[Your instructions]: How many of the lines that follow contain the word "name"? Give only the number.

[Supplied records]:
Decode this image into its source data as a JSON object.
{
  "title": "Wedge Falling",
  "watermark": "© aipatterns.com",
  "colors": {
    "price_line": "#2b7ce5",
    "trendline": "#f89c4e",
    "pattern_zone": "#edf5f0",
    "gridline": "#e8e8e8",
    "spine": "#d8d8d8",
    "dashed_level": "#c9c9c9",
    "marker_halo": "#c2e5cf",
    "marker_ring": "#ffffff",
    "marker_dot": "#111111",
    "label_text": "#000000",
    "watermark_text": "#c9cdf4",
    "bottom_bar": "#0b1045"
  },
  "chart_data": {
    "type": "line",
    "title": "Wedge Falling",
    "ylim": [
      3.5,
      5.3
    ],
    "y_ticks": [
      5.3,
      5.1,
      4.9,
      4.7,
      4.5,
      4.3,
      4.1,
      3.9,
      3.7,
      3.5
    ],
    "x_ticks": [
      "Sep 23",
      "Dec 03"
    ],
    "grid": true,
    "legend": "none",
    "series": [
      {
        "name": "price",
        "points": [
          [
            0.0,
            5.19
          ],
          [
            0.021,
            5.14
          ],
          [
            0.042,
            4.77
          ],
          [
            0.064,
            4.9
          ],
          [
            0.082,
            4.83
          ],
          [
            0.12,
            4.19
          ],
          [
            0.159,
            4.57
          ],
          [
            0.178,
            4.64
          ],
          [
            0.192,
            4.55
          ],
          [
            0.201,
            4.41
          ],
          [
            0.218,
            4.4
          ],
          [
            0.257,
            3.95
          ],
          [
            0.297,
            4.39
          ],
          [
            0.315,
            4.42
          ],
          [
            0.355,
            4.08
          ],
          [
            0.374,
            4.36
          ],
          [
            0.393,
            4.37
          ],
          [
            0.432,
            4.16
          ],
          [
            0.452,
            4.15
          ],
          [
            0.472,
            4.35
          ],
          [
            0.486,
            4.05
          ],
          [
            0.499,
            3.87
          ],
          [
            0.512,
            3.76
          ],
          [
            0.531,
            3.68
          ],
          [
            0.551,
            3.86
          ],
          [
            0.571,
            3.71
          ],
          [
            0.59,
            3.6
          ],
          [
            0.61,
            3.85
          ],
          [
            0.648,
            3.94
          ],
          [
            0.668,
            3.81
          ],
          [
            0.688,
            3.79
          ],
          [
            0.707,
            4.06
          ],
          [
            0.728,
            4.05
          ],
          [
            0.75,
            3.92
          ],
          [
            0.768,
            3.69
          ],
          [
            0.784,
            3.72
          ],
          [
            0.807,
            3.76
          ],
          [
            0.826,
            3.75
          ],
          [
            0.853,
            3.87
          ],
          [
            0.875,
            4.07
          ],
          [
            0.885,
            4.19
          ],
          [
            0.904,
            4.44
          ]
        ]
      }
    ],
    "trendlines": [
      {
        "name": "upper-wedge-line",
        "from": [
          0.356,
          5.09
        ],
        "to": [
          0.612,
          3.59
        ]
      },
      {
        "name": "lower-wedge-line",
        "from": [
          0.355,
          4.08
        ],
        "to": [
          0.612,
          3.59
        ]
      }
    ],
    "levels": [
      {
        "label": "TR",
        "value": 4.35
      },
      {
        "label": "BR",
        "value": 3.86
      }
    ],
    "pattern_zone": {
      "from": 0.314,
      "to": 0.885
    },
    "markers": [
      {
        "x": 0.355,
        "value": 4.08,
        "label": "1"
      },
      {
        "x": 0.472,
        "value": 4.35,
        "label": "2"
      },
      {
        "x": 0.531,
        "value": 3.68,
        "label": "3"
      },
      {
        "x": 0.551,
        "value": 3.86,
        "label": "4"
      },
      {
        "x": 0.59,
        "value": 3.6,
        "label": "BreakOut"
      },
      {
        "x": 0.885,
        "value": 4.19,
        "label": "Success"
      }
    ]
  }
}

[Solution for this task]: 3